Required task: Identify the lines that contain the word "rank", then copy them.

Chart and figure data
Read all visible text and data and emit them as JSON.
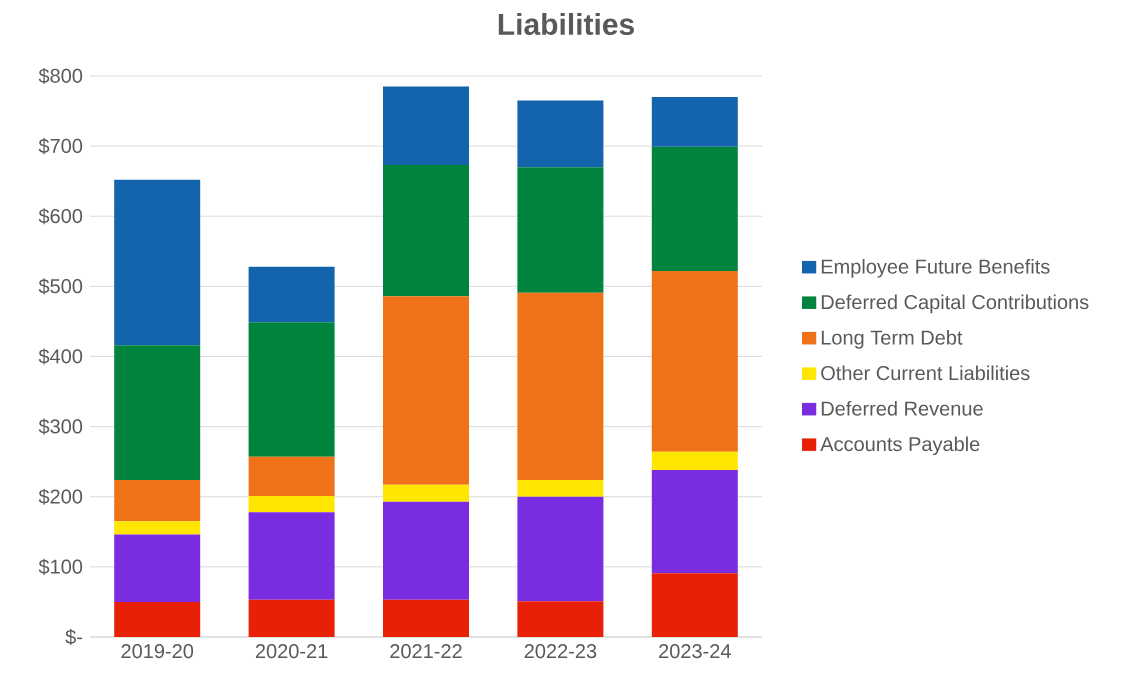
{
  "chart_data": {
    "type": "bar",
    "title": "Liabilities",
    "stacked": true,
    "categories": [
      "2019-20",
      "2020-21",
      "2021-22",
      "2022-23",
      "2023-24"
    ],
    "series": [
      {
        "name": "Accounts Payable",
        "color": "#e82008",
        "values": [
          50,
          53,
          53,
          51,
          91
        ]
      },
      {
        "name": "Deferred Revenue",
        "color": "#7a2de0",
        "values": [
          96,
          125,
          140,
          149,
          147
        ]
      },
      {
        "name": "Other Current Liabilities",
        "color": "#ffe600",
        "values": [
          19,
          23,
          24,
          24,
          26
        ]
      },
      {
        "name": "Long Term Debt",
        "color": "#f07218",
        "values": [
          59,
          56,
          269,
          267,
          258
        ]
      },
      {
        "name": "Deferred Capital Contributions",
        "color": "#00843d",
        "values": [
          192,
          192,
          187,
          179,
          177
        ]
      },
      {
        "name": "Employee Future Benefits",
        "color": "#1464ad",
        "values": [
          236,
          79,
          112,
          95,
          71
        ]
      }
    ],
    "ylim": [
      0,
      800
    ],
    "yticks": [
      {
        "value": 0,
        "label": "$-"
      },
      {
        "value": 100,
        "label": "$100"
      },
      {
        "value": 200,
        "label": "$200"
      },
      {
        "value": 300,
        "label": "$300"
      },
      {
        "value": 400,
        "label": "$400"
      },
      {
        "value": 500,
        "label": "$500"
      },
      {
        "value": 600,
        "label": "$600"
      },
      {
        "value": 700,
        "label": "$700"
      },
      {
        "value": 800,
        "label": "$800"
      }
    ],
    "grid": "y",
    "legend": "right"
  }
}
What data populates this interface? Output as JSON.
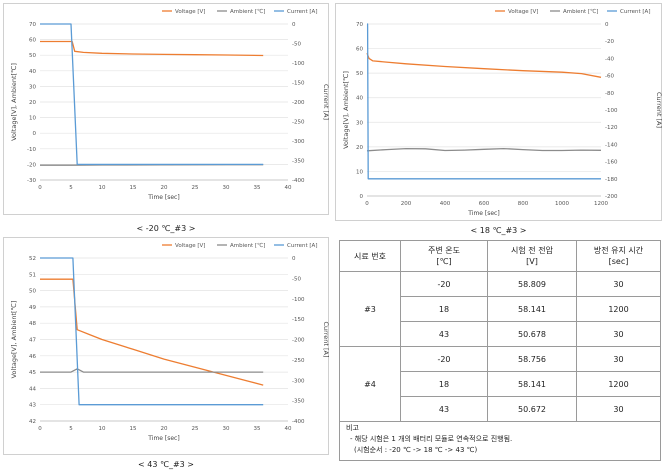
{
  "charts": [
    {
      "caption": "< -20 ℃_#3 >"
    },
    {
      "caption": "< 18 ℃_#3 >"
    },
    {
      "caption": "< 43 ℃_#3 >"
    }
  ],
  "chart_data": [
    {
      "type": "line",
      "legend": [
        "Voltage [V]",
        "Ambient [℃]",
        "Current [A]"
      ],
      "legend_position": "top-right",
      "grid": "horizontal",
      "xlabel": "Time [sec]",
      "ylabel_left": "Voltage[V], Ambient[℃]",
      "ylabel_right": "Current [A]",
      "xlim": [
        0,
        40
      ],
      "ylim_left": [
        -30,
        70
      ],
      "ylim_right": [
        -400,
        0
      ],
      "xticks": [
        0,
        5,
        10,
        15,
        20,
        25,
        30,
        35,
        40
      ],
      "yticks_left": [
        -30,
        -20,
        -10,
        0,
        10,
        20,
        30,
        40,
        50,
        60,
        70
      ],
      "yticks_right": [
        -400,
        -350,
        -300,
        -250,
        -200,
        -150,
        -100,
        -50,
        0
      ],
      "series": [
        {
          "name": "Voltage [V]",
          "color": "#ED7D31",
          "axis": "left",
          "x": [
            0,
            5.2,
            5.6,
            7,
            10,
            15,
            20,
            25,
            30,
            36
          ],
          "y": [
            58.8,
            58.8,
            52.5,
            51.8,
            51.2,
            50.8,
            50.5,
            50.3,
            50.1,
            49.8
          ]
        },
        {
          "name": "Ambient [℃]",
          "color": "#8C8C8C",
          "axis": "left",
          "x": [
            0,
            5,
            10,
            20,
            30,
            36
          ],
          "y": [
            -20.5,
            -20.5,
            -20.4,
            -20.3,
            -20.2,
            -20.2
          ]
        },
        {
          "name": "Current [A]",
          "color": "#5B9BD5",
          "axis": "right",
          "x": [
            0,
            5.0,
            6.0,
            10,
            20,
            30,
            36
          ],
          "y": [
            0,
            0,
            -360,
            -360,
            -360,
            -360,
            -360
          ]
        }
      ]
    },
    {
      "type": "line",
      "legend": [
        "Voltage [V]",
        "Ambient [℃]",
        "Current [A]"
      ],
      "legend_position": "top-right",
      "grid": "horizontal",
      "xlabel": "Time [sec]",
      "ylabel_left": "Voltage[V], Ambient[℃]",
      "ylabel_right": "Current [A]",
      "xlim": [
        0,
        1200
      ],
      "ylim_left": [
        0,
        70
      ],
      "ylim_right": [
        -200,
        0
      ],
      "xticks": [
        0,
        200,
        400,
        600,
        800,
        1000,
        1200
      ],
      "yticks_left": [
        0,
        10,
        20,
        30,
        40,
        50,
        60,
        70
      ],
      "yticks_right": [
        -200,
        -180,
        -160,
        -140,
        -120,
        -100,
        -80,
        -60,
        -40,
        -20,
        0
      ],
      "series": [
        {
          "name": "Voltage [V]",
          "color": "#ED7D31",
          "axis": "left",
          "x": [
            0,
            10,
            30,
            100,
            200,
            400,
            600,
            800,
            1000,
            1100,
            1200
          ],
          "y": [
            58.1,
            56,
            55,
            54.5,
            53.8,
            52.7,
            51.8,
            51,
            50.4,
            49.8,
            48.3
          ]
        },
        {
          "name": "Ambient [℃]",
          "color": "#8C8C8C",
          "axis": "left",
          "x": [
            0,
            100,
            200,
            300,
            400,
            500,
            600,
            700,
            800,
            900,
            1000,
            1100,
            1200
          ],
          "y": [
            18.4,
            18.9,
            19.3,
            19.2,
            18.5,
            18.7,
            19.0,
            19.3,
            18.9,
            18.5,
            18.5,
            18.7,
            18.6
          ]
        },
        {
          "name": "Current [A]",
          "color": "#5B9BD5",
          "axis": "right",
          "x": [
            0,
            3,
            6,
            100,
            400,
            800,
            1200
          ],
          "y": [
            0,
            0,
            -180,
            -180,
            -180,
            -180,
            -180
          ]
        }
      ]
    },
    {
      "type": "line",
      "legend": [
        "Voltage [V]",
        "Ambient [℃]",
        "Current [A]"
      ],
      "legend_position": "top-right",
      "grid": "horizontal",
      "xlabel": "Time [sec]",
      "ylabel_left": "Voltage[V], Ambient[℃]",
      "ylabel_right": "Current [A]",
      "xlim": [
        0,
        40
      ],
      "ylim_left": [
        42,
        52
      ],
      "ylim_right": [
        -400,
        0
      ],
      "xticks": [
        0,
        5,
        10,
        15,
        20,
        25,
        30,
        35,
        40
      ],
      "yticks_left": [
        42,
        43,
        44,
        45,
        46,
        47,
        48,
        49,
        50,
        51,
        52
      ],
      "yticks_right": [
        -400,
        -350,
        -300,
        -250,
        -200,
        -150,
        -100,
        -50,
        0
      ],
      "series": [
        {
          "name": "Voltage [V]",
          "color": "#ED7D31",
          "axis": "left",
          "x": [
            0,
            5.3,
            6.0,
            8,
            10,
            15,
            20,
            25,
            30,
            36
          ],
          "y": [
            50.7,
            50.7,
            47.6,
            47.3,
            47.0,
            46.4,
            45.8,
            45.3,
            44.8,
            44.2
          ]
        },
        {
          "name": "Ambient [℃]",
          "color": "#8C8C8C",
          "axis": "left",
          "x": [
            0,
            5,
            6,
            7,
            8,
            10,
            20,
            30,
            36
          ],
          "y": [
            45.0,
            45.0,
            45.2,
            45.0,
            45.0,
            45.0,
            45.0,
            45.0,
            45.0
          ]
        },
        {
          "name": "Current [A]",
          "color": "#5B9BD5",
          "axis": "right",
          "x": [
            0,
            5.3,
            6.3,
            10,
            20,
            30,
            36
          ],
          "y": [
            0,
            0,
            -360,
            -360,
            -360,
            -360,
            -360
          ]
        }
      ]
    }
  ],
  "table": {
    "header": [
      [
        "시료 번호"
      ],
      [
        "주변 온도",
        "[℃]"
      ],
      [
        "시험 전 전압",
        "[V]"
      ],
      [
        "방전 유지 시간",
        "[sec]"
      ]
    ],
    "groups": [
      {
        "sample": "#3",
        "rows": [
          [
            "-20",
            "58.809",
            "30"
          ],
          [
            "18",
            "58.141",
            "1200"
          ],
          [
            "43",
            "50.678",
            "30"
          ]
        ]
      },
      {
        "sample": "#4",
        "rows": [
          [
            "-20",
            "58.756",
            "30"
          ],
          [
            "18",
            "58.141",
            "1200"
          ],
          [
            "43",
            "50.672",
            "30"
          ]
        ]
      }
    ]
  },
  "note": {
    "title": "비고",
    "lines": [
      "- 해당 시험은 1 개의 배터리 모듈로 연속적으로 진행됨.",
      "(시험순서 : -20 ℃ -> 18 ℃ -> 43 ℃)"
    ]
  }
}
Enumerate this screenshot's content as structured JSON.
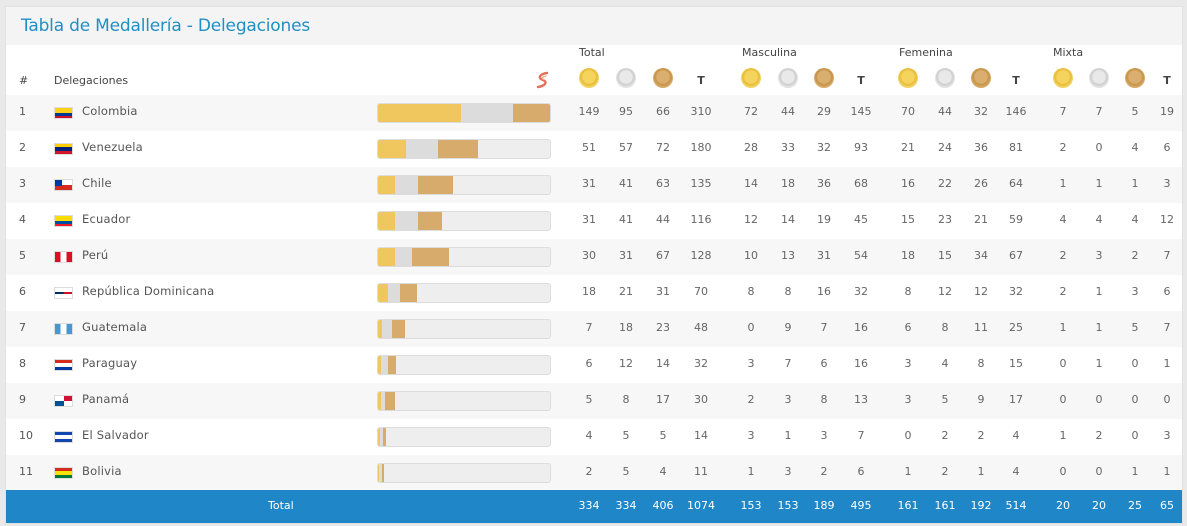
{
  "title": "Tabla de Medallería - Delegaciones",
  "groups": {
    "total": "Total",
    "masculina": "Masculina",
    "femenina": "Femenina",
    "mixta": "Mixta"
  },
  "headers": {
    "rank": "#",
    "delegations": "Delegaciones",
    "t": "T"
  },
  "colors": {
    "gold": "#f0c75e",
    "silver": "#dcdcdc",
    "bronze": "#d6ab6c",
    "accent": "#1f86c8",
    "title": "#1f8fc4"
  },
  "rows": [
    {
      "rank": "1",
      "country": "Colombia",
      "flag": "co",
      "vals": [
        "149",
        "95",
        "66",
        "310",
        "72",
        "44",
        "29",
        "145",
        "70",
        "44",
        "32",
        "146",
        "7",
        "7",
        "5",
        "19"
      ]
    },
    {
      "rank": "2",
      "country": "Venezuela",
      "flag": "ve",
      "vals": [
        "51",
        "57",
        "72",
        "180",
        "28",
        "33",
        "32",
        "93",
        "21",
        "24",
        "36",
        "81",
        "2",
        "0",
        "4",
        "6"
      ]
    },
    {
      "rank": "3",
      "country": "Chile",
      "flag": "cl",
      "vals": [
        "31",
        "41",
        "63",
        "135",
        "14",
        "18",
        "36",
        "68",
        "16",
        "22",
        "26",
        "64",
        "1",
        "1",
        "1",
        "3"
      ]
    },
    {
      "rank": "4",
      "country": "Ecuador",
      "flag": "ec",
      "vals": [
        "31",
        "41",
        "44",
        "116",
        "12",
        "14",
        "19",
        "45",
        "15",
        "23",
        "21",
        "59",
        "4",
        "4",
        "4",
        "12"
      ]
    },
    {
      "rank": "5",
      "country": "Perú",
      "flag": "pe",
      "vals": [
        "30",
        "31",
        "67",
        "128",
        "10",
        "13",
        "31",
        "54",
        "18",
        "15",
        "34",
        "67",
        "2",
        "3",
        "2",
        "7"
      ]
    },
    {
      "rank": "6",
      "country": "República Dominicana",
      "flag": "do",
      "vals": [
        "18",
        "21",
        "31",
        "70",
        "8",
        "8",
        "16",
        "32",
        "8",
        "12",
        "12",
        "32",
        "2",
        "1",
        "3",
        "6"
      ]
    },
    {
      "rank": "7",
      "country": "Guatemala",
      "flag": "gt",
      "vals": [
        "7",
        "18",
        "23",
        "48",
        "0",
        "9",
        "7",
        "16",
        "6",
        "8",
        "11",
        "25",
        "1",
        "1",
        "5",
        "7"
      ]
    },
    {
      "rank": "8",
      "country": "Paraguay",
      "flag": "py",
      "vals": [
        "6",
        "12",
        "14",
        "32",
        "3",
        "7",
        "6",
        "16",
        "3",
        "4",
        "8",
        "15",
        "0",
        "1",
        "0",
        "1"
      ]
    },
    {
      "rank": "9",
      "country": "Panamá",
      "flag": "pa",
      "vals": [
        "5",
        "8",
        "17",
        "30",
        "2",
        "3",
        "8",
        "13",
        "3",
        "5",
        "9",
        "17",
        "0",
        "0",
        "0",
        "0"
      ]
    },
    {
      "rank": "10",
      "country": "El Salvador",
      "flag": "sv",
      "vals": [
        "4",
        "5",
        "5",
        "14",
        "3",
        "1",
        "3",
        "7",
        "0",
        "2",
        "2",
        "4",
        "1",
        "2",
        "0",
        "3"
      ]
    },
    {
      "rank": "11",
      "country": "Bolivia",
      "flag": "bo",
      "vals": [
        "2",
        "5",
        "4",
        "11",
        "1",
        "3",
        "2",
        "6",
        "1",
        "2",
        "1",
        "4",
        "0",
        "0",
        "1",
        "1"
      ]
    }
  ],
  "total": {
    "label": "Total",
    "vals": [
      "334",
      "334",
      "406",
      "1074",
      "153",
      "153",
      "189",
      "495",
      "161",
      "161",
      "192",
      "514",
      "20",
      "20",
      "25",
      "65"
    ]
  }
}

Exercise answer:
    "rank": "#",
      "rank": "1",
      "rank": "2",
      "rank": "3",
      "rank": "4",
      "rank": "5",
      "rank": "6",
      "rank": "7",
      "rank": "8",
      "rank": "9",
      "rank": "10",
      "rank": "11",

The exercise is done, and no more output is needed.